Entries with figure data:

· · ·

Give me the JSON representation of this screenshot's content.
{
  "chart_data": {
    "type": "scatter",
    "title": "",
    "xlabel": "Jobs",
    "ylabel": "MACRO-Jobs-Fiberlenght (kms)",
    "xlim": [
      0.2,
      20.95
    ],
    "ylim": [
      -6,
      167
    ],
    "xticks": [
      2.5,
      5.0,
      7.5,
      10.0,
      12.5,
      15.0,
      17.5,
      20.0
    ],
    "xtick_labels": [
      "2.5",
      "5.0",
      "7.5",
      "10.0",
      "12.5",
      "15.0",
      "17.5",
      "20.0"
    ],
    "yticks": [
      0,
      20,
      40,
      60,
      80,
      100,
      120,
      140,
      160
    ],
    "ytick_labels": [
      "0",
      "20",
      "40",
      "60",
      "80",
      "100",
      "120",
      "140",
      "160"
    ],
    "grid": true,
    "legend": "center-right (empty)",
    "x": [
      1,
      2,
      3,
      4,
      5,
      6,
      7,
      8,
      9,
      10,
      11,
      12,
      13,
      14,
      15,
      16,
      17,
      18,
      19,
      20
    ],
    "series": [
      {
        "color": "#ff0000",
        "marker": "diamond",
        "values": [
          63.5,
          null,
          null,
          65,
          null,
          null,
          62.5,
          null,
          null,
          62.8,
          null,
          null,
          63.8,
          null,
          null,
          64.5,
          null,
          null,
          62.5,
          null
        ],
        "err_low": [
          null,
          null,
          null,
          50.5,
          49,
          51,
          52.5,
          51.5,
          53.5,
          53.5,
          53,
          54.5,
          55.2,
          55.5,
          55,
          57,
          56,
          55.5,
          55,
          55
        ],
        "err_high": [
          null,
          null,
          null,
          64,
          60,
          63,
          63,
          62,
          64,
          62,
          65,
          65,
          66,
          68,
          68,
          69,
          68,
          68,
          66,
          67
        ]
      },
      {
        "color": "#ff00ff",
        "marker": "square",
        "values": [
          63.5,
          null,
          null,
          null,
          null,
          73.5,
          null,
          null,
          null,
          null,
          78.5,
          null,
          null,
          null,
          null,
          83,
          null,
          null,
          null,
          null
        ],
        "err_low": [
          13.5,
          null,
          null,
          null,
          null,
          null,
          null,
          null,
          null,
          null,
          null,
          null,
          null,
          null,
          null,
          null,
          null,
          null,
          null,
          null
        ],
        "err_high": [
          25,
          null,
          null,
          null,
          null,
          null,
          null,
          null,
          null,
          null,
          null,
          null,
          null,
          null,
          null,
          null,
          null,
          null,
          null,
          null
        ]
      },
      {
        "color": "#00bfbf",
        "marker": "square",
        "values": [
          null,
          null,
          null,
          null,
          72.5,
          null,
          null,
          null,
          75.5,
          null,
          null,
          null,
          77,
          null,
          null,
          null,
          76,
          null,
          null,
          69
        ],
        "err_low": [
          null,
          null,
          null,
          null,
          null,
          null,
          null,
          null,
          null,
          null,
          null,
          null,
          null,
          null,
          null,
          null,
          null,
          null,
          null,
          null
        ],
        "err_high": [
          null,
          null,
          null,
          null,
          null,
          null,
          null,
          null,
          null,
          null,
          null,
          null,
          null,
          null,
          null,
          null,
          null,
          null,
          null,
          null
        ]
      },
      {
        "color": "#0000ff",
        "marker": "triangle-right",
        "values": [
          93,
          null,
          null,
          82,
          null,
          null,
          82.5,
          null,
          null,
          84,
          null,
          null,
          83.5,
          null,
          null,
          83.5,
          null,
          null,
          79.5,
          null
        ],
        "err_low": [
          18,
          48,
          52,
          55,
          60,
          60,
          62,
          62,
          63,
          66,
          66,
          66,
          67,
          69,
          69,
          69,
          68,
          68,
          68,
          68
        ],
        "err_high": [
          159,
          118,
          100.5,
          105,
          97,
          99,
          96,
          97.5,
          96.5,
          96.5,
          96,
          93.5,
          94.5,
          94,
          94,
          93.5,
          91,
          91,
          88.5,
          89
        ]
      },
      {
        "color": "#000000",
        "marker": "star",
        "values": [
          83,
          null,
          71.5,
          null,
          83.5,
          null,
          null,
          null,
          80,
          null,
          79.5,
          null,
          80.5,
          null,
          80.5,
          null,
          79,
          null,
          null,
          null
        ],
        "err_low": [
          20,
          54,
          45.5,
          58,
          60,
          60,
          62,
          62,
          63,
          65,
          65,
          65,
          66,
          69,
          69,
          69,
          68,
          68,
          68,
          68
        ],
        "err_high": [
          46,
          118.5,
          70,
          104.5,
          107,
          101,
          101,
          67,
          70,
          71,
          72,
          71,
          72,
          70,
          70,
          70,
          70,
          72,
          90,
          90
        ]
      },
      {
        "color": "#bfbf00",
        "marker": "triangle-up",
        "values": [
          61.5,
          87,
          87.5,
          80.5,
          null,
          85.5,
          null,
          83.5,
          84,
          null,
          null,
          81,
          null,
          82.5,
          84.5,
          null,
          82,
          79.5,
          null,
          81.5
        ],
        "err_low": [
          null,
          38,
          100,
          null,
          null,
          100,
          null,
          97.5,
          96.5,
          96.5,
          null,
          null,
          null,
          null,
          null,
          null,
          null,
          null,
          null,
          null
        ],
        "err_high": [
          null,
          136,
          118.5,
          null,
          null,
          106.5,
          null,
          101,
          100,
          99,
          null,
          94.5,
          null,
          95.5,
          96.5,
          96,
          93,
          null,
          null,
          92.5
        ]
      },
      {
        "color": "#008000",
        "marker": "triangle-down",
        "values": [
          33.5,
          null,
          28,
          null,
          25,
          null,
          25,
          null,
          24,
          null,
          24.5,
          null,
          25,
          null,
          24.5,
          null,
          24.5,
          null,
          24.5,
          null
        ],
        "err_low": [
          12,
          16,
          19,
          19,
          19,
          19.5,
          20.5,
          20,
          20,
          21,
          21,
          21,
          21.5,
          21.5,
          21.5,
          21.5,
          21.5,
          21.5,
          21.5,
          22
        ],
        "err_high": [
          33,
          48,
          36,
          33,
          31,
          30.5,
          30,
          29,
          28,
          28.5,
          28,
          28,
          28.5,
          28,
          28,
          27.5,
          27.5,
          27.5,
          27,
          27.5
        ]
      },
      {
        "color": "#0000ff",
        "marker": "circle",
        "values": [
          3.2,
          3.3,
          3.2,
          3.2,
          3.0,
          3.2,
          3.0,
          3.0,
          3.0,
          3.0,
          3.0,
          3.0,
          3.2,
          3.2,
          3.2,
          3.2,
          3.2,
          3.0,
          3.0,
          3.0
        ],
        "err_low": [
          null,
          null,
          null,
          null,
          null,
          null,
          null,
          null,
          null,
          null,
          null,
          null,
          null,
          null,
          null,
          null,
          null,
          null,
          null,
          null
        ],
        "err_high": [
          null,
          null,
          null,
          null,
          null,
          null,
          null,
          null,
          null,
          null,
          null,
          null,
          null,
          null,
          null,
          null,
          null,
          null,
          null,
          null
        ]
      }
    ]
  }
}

· · ·

(EXERCISE AIM)
For the material, find the number of lines holding the word "color" and give that figure and nothing more.

(WRITTEN SOLUTION)
8